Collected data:

•••••

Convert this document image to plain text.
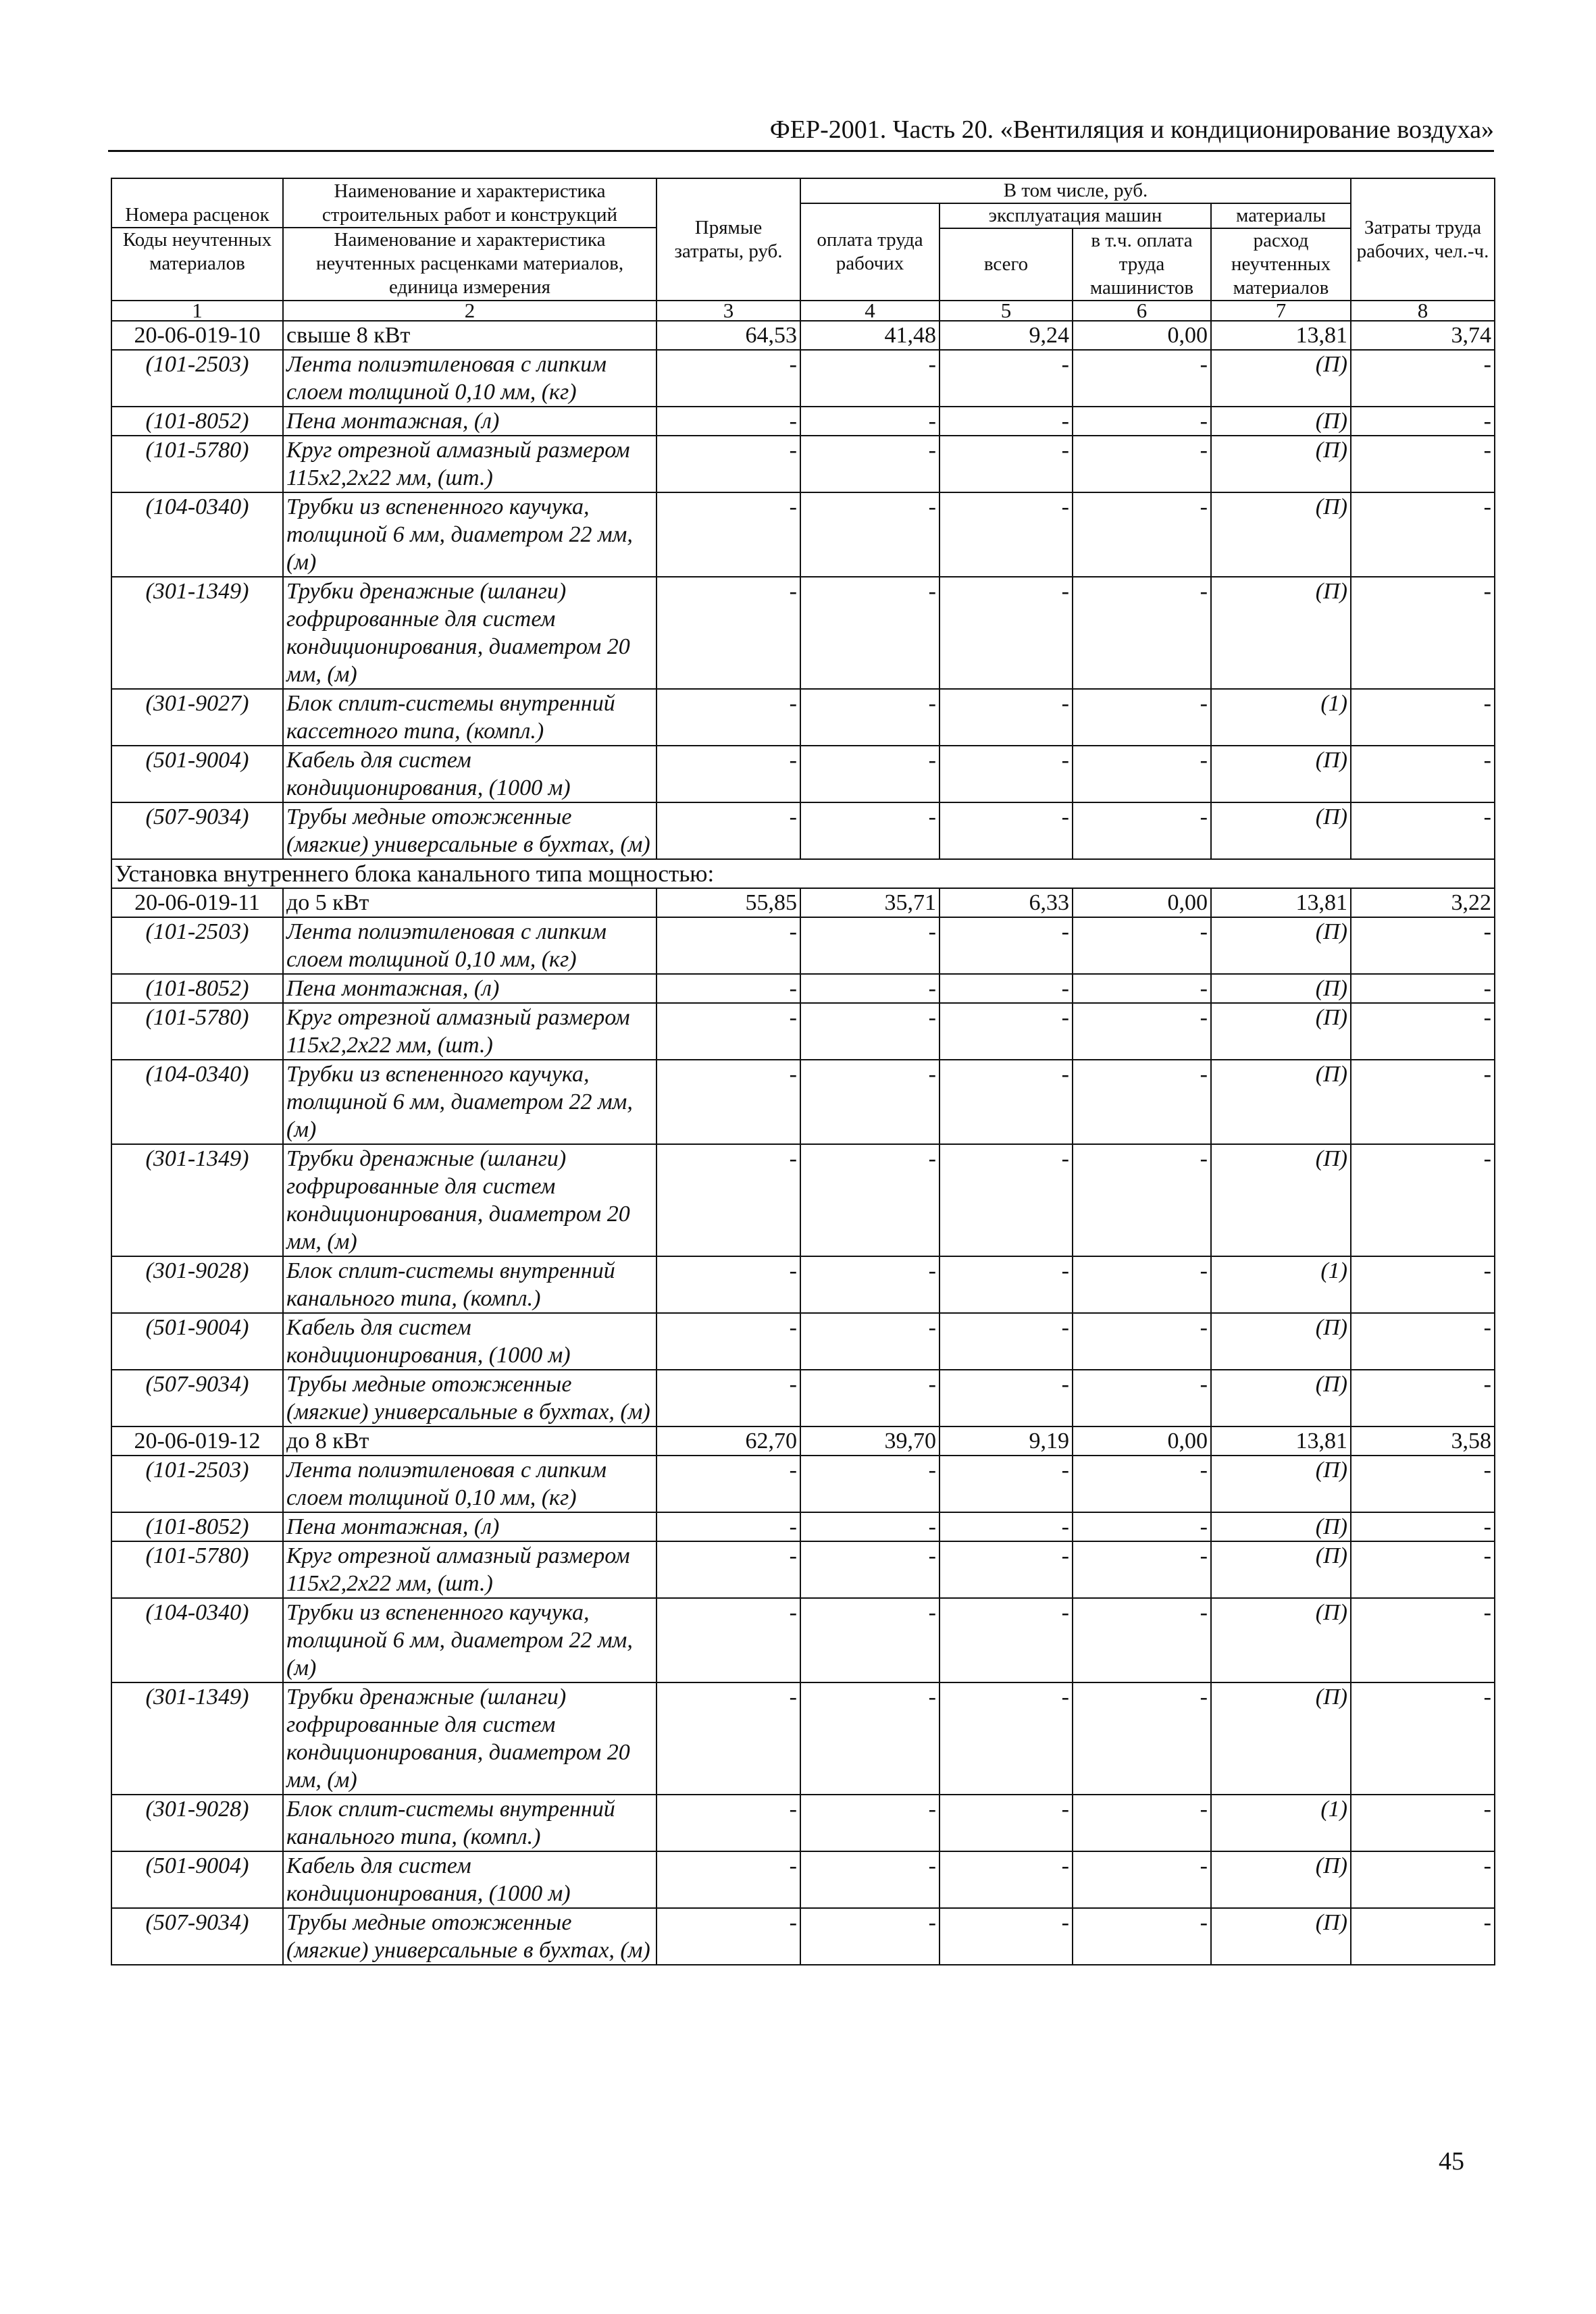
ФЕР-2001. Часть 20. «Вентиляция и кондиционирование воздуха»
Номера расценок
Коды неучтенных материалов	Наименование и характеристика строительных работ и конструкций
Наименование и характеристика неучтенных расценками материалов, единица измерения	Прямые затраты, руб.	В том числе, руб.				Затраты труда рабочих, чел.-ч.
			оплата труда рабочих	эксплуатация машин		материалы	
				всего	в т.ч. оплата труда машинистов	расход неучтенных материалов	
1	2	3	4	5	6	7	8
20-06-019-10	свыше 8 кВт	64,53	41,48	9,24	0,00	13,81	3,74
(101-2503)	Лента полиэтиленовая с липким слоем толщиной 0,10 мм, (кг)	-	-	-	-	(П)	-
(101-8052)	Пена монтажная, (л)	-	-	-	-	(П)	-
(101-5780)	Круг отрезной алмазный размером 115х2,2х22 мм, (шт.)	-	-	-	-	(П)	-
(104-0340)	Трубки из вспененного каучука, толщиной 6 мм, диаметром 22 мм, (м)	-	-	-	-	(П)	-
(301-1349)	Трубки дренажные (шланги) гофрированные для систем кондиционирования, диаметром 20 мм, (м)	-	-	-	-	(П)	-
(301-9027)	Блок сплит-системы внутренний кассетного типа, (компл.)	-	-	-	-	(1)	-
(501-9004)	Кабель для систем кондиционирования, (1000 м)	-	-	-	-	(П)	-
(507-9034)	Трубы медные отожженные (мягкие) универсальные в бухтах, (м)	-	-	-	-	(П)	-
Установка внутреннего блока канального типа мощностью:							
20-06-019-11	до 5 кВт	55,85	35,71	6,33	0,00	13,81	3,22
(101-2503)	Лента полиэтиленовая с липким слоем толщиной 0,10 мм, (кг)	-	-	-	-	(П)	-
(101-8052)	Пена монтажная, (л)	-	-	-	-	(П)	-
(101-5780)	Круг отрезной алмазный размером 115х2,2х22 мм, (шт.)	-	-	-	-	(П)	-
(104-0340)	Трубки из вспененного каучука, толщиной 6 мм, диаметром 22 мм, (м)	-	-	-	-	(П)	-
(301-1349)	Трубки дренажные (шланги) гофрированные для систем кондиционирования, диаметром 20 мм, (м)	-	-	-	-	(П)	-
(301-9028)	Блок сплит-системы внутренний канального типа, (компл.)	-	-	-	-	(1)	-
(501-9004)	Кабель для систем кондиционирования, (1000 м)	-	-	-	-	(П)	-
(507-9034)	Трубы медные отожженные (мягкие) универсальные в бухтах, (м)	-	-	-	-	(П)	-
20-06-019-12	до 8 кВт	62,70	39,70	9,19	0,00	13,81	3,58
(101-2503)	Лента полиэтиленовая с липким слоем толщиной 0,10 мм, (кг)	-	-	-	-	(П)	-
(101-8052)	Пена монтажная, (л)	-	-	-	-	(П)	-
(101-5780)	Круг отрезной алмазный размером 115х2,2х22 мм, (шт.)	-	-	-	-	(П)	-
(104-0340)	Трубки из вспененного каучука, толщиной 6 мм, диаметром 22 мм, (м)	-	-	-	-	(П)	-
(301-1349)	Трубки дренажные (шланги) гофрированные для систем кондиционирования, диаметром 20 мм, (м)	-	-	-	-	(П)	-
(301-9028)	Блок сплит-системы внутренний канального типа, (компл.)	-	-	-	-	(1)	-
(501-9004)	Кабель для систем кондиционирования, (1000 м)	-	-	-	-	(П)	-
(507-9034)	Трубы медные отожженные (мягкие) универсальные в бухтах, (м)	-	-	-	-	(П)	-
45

•••••

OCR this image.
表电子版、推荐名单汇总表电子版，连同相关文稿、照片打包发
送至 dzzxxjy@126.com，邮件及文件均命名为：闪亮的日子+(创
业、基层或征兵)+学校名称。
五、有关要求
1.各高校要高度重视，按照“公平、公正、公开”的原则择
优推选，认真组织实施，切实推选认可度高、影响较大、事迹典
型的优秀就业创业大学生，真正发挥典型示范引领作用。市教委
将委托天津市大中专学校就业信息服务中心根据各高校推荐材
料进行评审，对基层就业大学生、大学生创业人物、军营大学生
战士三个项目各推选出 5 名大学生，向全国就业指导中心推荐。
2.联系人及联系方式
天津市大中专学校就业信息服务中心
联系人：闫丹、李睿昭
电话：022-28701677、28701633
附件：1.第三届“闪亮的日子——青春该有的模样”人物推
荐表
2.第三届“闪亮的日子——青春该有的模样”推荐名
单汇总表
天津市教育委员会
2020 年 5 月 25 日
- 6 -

•••••

Goal: Using the records above, copy every line that has the word "материалов" in it.

Response to this exercise:
Коды неучтенных материалов	Наименование и характеристика строительных работ и конструкций
Наименование и характеристика неучтенных расценками материалов, единица измерения	Прямые затраты, руб.	В том числе, руб.				Затраты труда рабочих, чел.-ч.
				всего	в т.ч. оплата труда машинистов	расход неучтенных материалов	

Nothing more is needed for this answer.